REQUEST → In the listing below, how many lines contain the word "ating"? Please respond with the number only.

RECORDS FOR THIS EXERCISE →
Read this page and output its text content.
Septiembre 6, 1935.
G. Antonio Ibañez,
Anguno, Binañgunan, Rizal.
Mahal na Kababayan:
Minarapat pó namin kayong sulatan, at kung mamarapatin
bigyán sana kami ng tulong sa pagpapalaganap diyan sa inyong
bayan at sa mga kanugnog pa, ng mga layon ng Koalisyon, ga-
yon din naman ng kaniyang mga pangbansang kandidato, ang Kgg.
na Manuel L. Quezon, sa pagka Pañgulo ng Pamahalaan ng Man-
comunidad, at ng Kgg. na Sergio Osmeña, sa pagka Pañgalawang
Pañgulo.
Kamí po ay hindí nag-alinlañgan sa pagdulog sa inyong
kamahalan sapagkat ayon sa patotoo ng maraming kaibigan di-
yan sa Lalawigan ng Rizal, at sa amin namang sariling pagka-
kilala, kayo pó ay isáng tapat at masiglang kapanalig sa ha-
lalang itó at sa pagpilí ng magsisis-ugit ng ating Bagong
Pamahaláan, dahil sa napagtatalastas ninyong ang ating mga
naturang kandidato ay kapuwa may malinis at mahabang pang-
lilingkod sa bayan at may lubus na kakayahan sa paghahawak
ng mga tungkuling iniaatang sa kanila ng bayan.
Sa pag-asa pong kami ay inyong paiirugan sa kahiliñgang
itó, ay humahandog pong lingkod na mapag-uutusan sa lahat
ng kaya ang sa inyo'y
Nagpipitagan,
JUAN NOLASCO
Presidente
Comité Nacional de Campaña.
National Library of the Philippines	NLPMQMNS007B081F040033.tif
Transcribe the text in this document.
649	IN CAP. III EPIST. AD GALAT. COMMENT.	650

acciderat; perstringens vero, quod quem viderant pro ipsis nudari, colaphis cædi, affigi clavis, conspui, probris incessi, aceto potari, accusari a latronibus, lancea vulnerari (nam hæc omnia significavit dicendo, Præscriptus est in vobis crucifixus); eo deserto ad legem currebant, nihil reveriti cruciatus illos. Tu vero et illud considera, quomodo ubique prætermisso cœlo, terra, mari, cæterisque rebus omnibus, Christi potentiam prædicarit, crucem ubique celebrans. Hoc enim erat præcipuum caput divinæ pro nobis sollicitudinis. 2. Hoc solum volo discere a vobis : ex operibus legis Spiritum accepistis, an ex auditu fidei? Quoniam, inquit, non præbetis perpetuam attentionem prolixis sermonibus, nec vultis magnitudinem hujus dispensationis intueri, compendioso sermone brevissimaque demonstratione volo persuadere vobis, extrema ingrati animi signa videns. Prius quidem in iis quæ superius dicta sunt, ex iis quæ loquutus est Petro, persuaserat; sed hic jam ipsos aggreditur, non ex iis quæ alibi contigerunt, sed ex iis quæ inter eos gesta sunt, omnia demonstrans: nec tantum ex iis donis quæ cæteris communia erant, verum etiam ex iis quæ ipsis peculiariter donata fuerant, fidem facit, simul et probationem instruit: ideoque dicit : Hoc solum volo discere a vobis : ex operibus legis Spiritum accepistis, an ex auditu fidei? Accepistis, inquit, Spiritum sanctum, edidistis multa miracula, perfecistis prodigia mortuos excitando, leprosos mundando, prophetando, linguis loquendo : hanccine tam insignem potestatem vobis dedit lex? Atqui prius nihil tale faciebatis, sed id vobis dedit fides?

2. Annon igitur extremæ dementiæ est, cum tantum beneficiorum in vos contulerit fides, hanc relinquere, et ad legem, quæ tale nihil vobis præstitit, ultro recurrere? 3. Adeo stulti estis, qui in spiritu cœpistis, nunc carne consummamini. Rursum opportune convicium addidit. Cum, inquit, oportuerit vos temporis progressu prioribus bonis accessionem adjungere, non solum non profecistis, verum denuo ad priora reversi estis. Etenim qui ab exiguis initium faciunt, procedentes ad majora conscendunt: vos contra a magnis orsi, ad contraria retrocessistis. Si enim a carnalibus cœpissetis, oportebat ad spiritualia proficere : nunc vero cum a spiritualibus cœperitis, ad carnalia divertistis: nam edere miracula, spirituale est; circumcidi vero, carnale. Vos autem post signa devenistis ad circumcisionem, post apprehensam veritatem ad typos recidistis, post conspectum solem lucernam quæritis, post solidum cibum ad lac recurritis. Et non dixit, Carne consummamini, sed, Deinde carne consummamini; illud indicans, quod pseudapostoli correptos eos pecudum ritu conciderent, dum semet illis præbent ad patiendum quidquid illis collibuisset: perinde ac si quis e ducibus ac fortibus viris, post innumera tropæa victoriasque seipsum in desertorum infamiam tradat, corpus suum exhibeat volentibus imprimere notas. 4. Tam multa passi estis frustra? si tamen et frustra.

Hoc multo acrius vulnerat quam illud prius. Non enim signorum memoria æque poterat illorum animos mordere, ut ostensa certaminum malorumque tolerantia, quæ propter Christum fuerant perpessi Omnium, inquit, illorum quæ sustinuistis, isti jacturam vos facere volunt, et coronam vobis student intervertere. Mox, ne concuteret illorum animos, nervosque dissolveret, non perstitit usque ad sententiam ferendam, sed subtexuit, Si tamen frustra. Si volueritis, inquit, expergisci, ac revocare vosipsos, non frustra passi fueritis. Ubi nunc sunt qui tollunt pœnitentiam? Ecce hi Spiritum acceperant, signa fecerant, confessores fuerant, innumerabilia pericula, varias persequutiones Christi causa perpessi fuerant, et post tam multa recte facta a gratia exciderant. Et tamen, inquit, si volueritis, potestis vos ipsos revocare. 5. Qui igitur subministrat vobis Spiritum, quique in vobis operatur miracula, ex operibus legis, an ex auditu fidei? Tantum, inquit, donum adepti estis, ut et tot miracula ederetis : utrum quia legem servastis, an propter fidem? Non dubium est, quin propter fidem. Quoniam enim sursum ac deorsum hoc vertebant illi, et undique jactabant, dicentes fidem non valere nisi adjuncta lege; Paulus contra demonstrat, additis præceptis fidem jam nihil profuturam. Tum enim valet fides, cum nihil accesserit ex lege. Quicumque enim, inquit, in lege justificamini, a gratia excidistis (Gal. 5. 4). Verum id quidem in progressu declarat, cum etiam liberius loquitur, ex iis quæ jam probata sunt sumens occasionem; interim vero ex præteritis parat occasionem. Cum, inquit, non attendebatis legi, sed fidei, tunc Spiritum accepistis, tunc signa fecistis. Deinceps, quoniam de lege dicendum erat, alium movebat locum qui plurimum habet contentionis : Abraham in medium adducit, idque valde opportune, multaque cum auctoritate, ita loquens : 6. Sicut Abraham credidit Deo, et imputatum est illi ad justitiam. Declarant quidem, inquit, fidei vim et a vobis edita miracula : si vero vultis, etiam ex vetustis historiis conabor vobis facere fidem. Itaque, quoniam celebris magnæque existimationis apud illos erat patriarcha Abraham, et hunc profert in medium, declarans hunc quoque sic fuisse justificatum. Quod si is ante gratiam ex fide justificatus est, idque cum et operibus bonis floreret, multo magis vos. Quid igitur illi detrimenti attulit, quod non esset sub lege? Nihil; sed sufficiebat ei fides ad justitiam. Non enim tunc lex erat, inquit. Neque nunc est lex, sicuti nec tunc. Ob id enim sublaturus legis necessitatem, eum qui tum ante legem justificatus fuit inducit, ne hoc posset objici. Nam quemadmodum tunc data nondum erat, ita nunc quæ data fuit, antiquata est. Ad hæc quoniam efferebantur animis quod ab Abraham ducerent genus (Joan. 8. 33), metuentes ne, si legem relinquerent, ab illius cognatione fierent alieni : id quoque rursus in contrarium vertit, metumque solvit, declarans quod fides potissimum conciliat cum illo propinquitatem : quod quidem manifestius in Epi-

ANSWER TO THE TASK → 2